━━ Dataset records ━━

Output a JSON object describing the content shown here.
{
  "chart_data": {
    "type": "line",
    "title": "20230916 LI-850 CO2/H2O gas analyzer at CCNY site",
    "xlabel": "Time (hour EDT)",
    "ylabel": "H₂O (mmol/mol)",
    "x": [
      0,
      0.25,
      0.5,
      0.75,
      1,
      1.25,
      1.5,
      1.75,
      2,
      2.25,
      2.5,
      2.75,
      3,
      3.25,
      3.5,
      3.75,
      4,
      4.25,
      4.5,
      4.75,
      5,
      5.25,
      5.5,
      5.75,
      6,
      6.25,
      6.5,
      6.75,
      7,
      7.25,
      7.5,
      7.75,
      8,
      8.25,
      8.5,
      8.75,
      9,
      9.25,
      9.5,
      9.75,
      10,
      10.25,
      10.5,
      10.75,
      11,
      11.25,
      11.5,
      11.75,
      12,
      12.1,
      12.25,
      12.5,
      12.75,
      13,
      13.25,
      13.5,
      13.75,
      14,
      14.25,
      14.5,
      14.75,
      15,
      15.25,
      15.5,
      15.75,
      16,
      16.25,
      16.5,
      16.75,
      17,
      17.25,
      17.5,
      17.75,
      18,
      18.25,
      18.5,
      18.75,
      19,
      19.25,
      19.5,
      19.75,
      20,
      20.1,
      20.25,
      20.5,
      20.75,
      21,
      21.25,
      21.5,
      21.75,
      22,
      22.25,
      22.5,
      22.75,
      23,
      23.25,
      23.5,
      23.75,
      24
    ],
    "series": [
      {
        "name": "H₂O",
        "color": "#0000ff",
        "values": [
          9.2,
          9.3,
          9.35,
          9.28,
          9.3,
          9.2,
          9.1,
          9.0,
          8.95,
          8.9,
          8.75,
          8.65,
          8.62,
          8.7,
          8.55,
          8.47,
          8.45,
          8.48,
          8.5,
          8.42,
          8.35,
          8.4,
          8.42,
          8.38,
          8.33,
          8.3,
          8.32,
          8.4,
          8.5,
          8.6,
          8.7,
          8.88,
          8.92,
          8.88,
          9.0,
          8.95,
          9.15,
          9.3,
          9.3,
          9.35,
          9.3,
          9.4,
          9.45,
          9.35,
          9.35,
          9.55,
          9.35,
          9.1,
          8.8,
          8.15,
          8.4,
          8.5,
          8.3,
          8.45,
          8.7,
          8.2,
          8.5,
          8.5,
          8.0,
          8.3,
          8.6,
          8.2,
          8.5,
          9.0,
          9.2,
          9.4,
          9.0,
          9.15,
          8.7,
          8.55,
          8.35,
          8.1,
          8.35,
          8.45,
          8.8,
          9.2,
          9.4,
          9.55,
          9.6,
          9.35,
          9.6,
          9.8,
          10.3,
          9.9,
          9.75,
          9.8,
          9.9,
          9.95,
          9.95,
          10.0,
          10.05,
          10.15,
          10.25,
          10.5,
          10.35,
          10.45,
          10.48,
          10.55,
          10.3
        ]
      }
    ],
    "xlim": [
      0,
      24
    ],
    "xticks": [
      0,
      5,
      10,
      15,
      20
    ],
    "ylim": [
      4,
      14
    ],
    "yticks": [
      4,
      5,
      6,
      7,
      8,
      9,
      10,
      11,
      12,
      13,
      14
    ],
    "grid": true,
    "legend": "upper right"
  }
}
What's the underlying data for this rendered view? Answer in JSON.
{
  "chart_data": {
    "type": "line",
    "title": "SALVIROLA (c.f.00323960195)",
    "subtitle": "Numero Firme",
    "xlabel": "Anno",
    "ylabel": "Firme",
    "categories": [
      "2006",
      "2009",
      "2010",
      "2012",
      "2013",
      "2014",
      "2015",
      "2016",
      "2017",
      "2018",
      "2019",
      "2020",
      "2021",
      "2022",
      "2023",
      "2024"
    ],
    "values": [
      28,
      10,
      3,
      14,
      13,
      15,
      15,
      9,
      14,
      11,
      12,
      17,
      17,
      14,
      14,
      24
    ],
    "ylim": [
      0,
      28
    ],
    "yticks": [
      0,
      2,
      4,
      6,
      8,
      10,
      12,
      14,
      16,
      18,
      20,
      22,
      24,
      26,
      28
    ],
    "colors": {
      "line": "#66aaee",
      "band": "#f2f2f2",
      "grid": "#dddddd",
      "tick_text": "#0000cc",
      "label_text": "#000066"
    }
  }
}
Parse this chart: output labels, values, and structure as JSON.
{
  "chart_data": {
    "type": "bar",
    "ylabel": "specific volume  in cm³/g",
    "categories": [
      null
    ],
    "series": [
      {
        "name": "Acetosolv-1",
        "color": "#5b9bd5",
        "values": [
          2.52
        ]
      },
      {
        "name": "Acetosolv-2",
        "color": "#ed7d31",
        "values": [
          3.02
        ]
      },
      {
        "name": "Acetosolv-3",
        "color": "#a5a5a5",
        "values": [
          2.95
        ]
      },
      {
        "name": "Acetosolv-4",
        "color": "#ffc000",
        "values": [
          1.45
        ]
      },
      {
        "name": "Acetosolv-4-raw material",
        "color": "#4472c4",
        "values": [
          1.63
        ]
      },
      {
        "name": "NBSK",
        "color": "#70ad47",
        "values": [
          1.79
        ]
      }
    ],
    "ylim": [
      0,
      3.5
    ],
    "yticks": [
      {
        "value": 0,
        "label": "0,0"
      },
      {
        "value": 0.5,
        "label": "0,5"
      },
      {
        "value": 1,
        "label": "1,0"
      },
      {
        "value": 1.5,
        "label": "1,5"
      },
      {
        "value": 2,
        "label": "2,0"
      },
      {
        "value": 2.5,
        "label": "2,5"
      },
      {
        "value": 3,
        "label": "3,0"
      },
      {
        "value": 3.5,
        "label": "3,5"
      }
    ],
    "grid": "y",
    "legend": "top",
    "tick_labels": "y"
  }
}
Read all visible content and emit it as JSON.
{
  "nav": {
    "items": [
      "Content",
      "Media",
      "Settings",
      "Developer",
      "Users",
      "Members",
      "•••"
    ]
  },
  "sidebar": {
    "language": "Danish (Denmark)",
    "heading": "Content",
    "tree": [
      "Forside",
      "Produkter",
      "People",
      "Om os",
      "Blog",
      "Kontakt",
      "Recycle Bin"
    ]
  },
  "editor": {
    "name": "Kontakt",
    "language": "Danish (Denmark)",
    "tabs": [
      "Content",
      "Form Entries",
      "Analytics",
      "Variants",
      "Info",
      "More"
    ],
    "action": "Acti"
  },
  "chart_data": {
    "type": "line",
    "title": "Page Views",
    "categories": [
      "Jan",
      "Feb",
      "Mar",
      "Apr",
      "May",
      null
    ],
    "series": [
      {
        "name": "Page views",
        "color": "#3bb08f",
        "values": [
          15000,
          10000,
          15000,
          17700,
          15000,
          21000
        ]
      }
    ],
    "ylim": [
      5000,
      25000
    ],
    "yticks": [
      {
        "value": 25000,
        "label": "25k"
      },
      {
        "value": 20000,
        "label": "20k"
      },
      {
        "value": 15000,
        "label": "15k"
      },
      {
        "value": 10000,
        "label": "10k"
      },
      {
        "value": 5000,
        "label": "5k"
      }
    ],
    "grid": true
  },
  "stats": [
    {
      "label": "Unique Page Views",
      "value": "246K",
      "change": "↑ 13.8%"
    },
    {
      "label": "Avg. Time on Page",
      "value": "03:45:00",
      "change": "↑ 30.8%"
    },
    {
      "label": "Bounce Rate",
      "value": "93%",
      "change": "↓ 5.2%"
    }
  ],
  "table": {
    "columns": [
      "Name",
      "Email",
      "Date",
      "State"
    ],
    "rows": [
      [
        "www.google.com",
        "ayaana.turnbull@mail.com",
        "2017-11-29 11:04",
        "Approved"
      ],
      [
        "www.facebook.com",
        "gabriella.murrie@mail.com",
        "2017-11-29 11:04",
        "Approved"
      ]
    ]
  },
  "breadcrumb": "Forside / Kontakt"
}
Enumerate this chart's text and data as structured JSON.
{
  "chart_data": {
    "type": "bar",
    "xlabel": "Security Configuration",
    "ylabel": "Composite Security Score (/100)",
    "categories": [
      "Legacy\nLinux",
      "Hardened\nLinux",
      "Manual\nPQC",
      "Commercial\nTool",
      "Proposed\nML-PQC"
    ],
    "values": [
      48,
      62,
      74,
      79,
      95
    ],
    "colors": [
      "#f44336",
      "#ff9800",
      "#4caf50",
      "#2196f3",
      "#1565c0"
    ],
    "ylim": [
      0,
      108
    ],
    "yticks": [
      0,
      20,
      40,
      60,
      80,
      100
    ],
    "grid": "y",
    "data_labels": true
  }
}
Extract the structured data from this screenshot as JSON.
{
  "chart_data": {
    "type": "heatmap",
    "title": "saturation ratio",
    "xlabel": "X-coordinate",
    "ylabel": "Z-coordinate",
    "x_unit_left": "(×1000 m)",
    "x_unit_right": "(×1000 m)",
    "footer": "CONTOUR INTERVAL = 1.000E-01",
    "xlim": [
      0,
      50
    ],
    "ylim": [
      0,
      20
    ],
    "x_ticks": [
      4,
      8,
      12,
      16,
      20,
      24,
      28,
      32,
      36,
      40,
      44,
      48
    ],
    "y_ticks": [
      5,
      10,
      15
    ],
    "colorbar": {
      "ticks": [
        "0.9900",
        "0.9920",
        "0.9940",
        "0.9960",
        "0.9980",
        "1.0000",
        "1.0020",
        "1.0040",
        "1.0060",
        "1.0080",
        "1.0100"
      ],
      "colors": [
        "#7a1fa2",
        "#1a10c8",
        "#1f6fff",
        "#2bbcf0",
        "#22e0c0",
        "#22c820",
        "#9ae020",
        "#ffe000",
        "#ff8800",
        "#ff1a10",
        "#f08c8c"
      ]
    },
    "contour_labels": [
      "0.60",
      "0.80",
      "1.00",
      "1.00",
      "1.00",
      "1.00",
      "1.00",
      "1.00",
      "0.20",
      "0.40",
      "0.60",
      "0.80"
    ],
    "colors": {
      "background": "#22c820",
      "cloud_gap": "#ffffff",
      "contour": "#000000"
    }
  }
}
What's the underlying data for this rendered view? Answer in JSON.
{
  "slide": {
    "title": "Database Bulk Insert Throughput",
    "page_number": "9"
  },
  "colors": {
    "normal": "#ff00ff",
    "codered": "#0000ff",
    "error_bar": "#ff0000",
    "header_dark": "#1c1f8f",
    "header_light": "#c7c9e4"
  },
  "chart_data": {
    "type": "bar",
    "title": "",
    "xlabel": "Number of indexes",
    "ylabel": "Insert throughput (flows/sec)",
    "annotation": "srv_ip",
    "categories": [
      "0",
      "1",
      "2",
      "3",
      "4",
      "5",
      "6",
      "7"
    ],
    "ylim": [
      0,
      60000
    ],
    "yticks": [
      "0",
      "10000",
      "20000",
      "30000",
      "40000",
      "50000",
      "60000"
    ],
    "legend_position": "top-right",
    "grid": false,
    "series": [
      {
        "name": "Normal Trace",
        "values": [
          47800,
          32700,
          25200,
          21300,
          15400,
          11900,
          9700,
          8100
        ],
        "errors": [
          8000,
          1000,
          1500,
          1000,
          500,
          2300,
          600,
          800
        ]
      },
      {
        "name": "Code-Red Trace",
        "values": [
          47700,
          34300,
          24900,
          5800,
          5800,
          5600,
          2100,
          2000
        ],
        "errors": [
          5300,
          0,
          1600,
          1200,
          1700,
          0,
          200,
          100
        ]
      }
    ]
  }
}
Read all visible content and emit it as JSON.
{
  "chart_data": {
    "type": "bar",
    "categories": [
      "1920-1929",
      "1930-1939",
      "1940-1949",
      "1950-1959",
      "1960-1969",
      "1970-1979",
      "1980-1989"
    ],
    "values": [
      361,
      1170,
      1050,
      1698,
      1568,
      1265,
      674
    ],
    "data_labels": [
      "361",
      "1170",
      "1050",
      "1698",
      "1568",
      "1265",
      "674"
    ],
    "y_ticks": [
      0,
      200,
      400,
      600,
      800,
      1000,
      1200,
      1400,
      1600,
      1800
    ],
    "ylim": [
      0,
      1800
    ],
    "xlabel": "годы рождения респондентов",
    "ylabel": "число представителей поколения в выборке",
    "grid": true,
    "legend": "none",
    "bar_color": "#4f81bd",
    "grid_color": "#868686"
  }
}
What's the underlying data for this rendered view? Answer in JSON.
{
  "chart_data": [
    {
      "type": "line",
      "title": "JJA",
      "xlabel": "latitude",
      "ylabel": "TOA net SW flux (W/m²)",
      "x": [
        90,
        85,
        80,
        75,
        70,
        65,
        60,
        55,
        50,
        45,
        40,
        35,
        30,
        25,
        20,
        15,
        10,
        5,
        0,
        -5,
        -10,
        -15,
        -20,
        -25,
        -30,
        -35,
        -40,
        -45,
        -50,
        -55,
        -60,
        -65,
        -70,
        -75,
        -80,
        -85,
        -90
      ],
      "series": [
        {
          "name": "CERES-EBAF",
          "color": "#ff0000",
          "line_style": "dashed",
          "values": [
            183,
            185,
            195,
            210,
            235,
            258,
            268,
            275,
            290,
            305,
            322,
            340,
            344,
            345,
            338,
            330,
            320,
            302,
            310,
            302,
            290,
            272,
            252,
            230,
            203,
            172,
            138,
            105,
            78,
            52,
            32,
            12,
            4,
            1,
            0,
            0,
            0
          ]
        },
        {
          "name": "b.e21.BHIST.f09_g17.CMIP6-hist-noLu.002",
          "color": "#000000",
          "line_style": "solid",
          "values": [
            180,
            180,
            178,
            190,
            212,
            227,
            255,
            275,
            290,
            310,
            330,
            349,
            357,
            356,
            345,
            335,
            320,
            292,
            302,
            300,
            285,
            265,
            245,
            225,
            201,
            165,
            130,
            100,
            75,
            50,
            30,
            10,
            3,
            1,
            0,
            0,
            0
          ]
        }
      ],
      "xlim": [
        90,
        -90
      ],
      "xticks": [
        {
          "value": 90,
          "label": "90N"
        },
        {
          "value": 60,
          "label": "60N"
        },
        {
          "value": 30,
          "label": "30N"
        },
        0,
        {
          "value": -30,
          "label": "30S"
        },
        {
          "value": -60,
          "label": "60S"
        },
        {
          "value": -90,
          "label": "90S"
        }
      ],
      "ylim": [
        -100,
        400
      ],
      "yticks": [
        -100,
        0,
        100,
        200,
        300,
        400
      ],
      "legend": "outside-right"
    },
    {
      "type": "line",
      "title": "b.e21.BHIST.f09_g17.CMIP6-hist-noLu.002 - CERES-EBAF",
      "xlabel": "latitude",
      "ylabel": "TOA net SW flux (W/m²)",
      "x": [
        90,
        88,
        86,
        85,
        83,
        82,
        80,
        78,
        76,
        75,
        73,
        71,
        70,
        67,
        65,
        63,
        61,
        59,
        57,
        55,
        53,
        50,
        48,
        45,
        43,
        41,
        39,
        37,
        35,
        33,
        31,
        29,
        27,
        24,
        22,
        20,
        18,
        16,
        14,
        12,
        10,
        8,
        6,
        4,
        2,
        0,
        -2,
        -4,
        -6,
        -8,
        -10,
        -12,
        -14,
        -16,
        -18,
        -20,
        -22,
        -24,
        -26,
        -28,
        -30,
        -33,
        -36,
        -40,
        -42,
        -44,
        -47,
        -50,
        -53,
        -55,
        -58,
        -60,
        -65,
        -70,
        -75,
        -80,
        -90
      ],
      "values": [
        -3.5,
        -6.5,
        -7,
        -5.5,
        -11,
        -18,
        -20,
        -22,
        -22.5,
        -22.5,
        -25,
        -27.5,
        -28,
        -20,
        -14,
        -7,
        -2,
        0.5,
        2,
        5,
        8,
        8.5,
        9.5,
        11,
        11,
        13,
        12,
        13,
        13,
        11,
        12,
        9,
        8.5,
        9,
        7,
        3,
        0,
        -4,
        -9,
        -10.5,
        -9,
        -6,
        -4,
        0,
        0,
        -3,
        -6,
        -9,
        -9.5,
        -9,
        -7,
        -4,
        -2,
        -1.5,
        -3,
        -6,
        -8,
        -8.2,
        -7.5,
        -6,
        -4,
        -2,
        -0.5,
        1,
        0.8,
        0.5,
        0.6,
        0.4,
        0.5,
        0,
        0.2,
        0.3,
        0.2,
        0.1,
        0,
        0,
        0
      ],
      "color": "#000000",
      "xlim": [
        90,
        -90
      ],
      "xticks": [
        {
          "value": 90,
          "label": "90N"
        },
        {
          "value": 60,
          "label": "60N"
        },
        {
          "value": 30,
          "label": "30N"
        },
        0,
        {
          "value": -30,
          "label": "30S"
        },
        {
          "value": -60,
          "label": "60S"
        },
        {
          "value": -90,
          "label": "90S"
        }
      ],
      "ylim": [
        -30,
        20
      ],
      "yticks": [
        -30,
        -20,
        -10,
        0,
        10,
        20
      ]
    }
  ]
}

━━━

Collect every line from the records above that contains the word "xlabel".

    "xlabel": "Time (hour EDT)",
    "xlabel": "Anno",
    "xlabel": "Security Configuration",
    "xlabel": "X-coordinate",
    "xlabel": "Number of indexes",
    "xlabel": "годы рождения респондентов",
      "xlabel": "latitude",
      "xlabel": "latitude",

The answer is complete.